* _Task goal_: Give the listing again exactly, omitting its images.

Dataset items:

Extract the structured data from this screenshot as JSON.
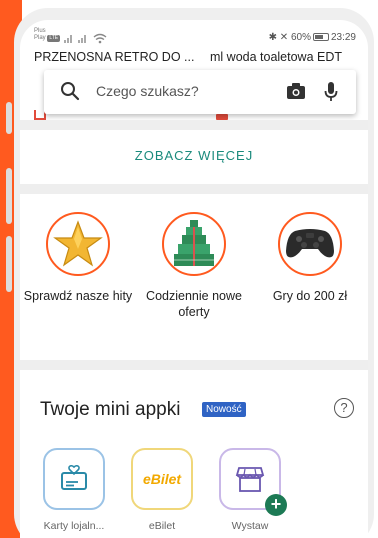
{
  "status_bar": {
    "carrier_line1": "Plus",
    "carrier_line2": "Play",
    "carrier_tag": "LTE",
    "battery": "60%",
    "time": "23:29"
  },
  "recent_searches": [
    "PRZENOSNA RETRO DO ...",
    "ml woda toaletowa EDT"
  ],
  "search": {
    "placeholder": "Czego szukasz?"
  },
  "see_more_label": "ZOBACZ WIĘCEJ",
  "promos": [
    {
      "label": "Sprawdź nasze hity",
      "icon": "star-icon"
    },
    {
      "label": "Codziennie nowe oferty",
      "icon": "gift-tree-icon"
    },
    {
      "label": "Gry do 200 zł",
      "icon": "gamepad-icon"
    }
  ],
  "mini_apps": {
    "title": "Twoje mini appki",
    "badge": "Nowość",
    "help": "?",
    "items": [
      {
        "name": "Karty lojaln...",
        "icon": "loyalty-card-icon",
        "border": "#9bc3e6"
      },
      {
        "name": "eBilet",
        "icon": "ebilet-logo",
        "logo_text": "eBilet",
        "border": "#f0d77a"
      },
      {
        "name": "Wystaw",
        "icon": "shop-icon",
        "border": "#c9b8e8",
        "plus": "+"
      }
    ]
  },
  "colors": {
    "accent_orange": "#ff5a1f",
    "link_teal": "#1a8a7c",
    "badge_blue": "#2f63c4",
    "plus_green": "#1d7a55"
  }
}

* _Solution to the exercise_:
Extract the structured data from this screenshot as JSON.
{
  "status_bar": {
    "carrier_line1": "Plus",
    "carrier_line2": "Play",
    "carrier_tag": "LTE",
    "battery": "60%",
    "time": "23:29"
  },
  "recent_searches": [
    "PRZENOSNA RETRO DO ...",
    "ml woda toaletowa EDT"
  ],
  "search": {
    "placeholder": "Czego szukasz?"
  },
  "see_more_label": "ZOBACZ WIĘCEJ",
  "promos": [
    {
      "label": "Sprawdź nasze hity",
      "icon": "star-icon"
    },
    {
      "label": "Codziennie nowe oferty",
      "icon": "gift-tree-icon"
    },
    {
      "label": "Gry do 200 zł",
      "icon": "gamepad-icon"
    }
  ],
  "mini_apps": {
    "title": "Twoje mini appki",
    "badge": "Nowość",
    "help": "?",
    "items": [
      {
        "name": "Karty lojaln...",
        "icon": "loyalty-card-icon",
        "border": "#9bc3e6"
      },
      {
        "name": "eBilet",
        "icon": "ebilet-logo",
        "logo_text": "eBilet",
        "border": "#f0d77a"
      },
      {
        "name": "Wystaw",
        "icon": "shop-icon",
        "border": "#c9b8e8",
        "plus": "+"
      }
    ]
  },
  "colors": {
    "accent_orange": "#ff5a1f",
    "link_teal": "#1a8a7c",
    "badge_blue": "#2f63c4",
    "plus_green": "#1d7a55"
  }
}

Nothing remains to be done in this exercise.